## [What you have to do]
For the entries that follow, tally the lines holding the string "подача". Give the total and nothing else.

## [Given entries]
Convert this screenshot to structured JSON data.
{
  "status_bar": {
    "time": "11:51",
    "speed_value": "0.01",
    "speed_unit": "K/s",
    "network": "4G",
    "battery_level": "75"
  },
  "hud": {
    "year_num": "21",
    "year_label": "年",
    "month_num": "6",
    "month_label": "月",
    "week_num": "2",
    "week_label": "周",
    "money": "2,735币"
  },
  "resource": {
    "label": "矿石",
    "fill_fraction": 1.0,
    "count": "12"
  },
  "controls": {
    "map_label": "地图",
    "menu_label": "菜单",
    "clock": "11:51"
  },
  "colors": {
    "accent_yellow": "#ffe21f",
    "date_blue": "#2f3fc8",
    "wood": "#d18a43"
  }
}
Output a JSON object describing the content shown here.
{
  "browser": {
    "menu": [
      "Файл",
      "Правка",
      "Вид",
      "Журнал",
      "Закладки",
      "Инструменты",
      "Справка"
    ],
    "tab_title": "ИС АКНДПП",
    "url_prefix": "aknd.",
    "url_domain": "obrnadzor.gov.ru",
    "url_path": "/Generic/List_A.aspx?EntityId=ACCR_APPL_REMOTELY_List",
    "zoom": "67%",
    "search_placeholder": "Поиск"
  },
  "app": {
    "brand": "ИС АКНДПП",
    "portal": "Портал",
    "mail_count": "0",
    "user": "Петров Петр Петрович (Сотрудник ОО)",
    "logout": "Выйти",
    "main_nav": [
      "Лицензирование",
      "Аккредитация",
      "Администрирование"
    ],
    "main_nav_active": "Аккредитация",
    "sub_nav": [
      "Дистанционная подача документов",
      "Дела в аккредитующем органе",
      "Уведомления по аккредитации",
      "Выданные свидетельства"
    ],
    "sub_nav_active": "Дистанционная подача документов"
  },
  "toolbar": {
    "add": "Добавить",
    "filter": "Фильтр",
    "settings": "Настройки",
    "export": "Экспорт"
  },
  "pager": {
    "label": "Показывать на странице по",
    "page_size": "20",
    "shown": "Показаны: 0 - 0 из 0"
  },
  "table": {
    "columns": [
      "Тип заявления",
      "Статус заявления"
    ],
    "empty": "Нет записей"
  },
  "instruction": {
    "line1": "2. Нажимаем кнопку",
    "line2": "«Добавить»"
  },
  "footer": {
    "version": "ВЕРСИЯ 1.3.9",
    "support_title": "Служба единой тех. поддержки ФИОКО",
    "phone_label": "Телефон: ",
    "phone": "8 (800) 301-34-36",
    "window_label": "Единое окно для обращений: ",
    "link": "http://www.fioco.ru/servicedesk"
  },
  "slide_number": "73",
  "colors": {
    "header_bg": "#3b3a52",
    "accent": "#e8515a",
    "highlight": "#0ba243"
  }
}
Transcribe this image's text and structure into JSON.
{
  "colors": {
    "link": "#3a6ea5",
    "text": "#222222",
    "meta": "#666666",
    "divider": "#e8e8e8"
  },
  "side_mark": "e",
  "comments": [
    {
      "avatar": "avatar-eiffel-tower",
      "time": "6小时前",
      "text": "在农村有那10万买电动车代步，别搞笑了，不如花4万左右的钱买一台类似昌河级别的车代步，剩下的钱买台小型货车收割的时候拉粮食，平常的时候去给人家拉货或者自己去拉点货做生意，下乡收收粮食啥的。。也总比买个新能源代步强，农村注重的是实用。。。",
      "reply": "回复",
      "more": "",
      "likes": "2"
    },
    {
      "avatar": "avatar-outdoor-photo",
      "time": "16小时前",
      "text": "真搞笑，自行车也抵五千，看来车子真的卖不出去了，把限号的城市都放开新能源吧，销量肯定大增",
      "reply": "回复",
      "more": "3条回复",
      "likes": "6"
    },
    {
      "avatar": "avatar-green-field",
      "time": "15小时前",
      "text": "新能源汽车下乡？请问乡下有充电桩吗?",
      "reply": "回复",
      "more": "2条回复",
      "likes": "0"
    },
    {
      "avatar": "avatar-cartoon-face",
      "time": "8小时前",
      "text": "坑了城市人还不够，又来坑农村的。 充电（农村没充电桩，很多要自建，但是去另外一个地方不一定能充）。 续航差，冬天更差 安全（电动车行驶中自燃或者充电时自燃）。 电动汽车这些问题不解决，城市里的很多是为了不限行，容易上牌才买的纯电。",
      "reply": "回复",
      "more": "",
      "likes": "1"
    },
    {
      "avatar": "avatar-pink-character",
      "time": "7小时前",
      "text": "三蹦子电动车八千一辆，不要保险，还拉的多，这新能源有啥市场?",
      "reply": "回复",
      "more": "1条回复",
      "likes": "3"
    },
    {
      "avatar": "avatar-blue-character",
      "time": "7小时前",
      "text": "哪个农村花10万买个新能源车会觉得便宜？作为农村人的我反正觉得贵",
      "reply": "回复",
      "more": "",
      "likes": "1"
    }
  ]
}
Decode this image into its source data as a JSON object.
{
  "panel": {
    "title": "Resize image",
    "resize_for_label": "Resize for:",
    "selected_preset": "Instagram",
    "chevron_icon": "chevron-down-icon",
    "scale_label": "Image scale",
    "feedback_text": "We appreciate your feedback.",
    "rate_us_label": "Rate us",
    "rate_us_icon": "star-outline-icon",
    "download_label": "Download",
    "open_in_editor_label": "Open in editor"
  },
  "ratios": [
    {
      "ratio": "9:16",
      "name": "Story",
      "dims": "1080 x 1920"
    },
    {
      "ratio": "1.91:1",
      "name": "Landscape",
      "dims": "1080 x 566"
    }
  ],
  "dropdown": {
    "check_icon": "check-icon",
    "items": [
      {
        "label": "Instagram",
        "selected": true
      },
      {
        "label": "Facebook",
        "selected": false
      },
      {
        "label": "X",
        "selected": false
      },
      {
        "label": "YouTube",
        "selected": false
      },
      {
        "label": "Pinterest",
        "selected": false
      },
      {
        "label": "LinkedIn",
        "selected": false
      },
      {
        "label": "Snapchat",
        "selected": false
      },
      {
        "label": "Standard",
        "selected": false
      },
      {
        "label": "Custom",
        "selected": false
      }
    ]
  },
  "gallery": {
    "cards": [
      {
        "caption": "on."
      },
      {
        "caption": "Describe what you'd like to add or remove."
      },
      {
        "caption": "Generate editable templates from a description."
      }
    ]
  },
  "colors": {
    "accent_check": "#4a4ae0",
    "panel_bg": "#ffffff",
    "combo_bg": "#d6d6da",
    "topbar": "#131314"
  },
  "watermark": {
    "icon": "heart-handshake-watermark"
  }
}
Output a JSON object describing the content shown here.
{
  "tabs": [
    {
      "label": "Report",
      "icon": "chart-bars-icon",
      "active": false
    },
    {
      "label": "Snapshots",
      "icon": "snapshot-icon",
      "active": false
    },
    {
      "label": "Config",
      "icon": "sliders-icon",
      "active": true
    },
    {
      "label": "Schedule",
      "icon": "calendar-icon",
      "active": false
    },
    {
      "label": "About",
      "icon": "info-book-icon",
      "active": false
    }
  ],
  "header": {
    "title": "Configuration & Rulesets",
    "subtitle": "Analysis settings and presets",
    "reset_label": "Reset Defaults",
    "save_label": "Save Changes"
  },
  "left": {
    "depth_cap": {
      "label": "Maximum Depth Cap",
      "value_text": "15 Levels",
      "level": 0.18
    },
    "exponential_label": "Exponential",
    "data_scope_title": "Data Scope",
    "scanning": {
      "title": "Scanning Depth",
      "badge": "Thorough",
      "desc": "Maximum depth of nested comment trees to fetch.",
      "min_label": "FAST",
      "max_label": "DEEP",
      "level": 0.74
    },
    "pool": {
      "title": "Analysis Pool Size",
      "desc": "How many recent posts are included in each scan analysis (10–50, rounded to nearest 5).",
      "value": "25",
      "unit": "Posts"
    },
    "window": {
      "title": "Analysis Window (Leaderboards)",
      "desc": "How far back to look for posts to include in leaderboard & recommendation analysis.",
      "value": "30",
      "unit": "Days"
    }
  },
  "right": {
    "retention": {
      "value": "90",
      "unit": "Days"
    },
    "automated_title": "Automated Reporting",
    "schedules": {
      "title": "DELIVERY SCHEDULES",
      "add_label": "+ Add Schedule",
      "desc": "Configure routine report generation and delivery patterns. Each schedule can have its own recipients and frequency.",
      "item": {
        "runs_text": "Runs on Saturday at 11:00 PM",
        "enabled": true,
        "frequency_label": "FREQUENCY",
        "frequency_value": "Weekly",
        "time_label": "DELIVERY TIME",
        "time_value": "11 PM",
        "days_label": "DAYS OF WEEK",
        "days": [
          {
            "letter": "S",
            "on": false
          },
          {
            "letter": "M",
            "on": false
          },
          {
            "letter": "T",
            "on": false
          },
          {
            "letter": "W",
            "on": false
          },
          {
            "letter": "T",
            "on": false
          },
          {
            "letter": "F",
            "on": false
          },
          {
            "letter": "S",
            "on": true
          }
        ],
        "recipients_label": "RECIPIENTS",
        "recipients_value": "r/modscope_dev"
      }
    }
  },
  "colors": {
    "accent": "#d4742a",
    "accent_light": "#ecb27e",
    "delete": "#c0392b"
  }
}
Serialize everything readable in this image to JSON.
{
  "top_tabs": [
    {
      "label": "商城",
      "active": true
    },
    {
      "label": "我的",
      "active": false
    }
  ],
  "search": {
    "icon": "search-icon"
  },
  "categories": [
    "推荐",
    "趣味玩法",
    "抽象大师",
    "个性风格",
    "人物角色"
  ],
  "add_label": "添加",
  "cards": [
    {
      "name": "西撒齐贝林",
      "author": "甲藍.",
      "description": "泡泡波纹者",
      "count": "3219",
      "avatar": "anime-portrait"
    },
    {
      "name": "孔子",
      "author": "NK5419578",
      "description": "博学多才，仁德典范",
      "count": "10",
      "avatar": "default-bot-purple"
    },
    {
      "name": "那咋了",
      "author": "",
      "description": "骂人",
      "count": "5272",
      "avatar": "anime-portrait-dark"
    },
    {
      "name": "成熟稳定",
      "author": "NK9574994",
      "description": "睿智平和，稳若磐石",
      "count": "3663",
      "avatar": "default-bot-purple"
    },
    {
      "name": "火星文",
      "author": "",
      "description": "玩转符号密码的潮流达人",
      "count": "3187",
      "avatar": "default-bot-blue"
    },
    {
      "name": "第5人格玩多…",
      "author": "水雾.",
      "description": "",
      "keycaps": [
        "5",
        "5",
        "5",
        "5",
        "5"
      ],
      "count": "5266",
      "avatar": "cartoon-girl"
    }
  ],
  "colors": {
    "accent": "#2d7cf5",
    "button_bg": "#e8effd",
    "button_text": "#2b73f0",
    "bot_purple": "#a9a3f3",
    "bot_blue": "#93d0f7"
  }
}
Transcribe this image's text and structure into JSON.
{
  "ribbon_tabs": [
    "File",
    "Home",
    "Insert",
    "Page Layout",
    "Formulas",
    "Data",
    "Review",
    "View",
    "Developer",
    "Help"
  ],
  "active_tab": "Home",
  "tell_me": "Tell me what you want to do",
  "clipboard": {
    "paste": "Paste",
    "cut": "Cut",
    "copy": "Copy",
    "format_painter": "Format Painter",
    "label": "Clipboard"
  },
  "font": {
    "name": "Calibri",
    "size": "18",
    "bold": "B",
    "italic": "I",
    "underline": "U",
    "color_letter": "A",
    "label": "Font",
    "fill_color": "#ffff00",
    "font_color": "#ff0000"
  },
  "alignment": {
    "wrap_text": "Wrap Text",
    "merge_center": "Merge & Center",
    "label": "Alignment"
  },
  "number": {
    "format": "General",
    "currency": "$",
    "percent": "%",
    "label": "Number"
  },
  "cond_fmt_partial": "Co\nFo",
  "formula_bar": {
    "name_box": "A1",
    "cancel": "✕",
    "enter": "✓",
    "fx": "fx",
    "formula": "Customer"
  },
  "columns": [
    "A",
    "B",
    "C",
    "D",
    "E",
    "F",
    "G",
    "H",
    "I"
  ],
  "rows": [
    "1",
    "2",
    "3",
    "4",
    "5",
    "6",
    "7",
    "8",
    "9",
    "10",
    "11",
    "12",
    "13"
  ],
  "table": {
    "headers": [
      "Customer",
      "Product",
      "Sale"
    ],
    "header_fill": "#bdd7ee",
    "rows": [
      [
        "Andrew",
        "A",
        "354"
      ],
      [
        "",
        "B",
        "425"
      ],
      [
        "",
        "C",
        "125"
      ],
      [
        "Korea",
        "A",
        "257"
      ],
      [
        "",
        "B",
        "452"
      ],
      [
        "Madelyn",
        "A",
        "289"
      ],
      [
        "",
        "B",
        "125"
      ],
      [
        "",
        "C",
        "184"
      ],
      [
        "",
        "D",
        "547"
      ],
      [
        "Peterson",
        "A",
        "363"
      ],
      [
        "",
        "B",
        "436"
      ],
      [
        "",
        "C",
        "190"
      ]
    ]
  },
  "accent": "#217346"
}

## [Full response]
2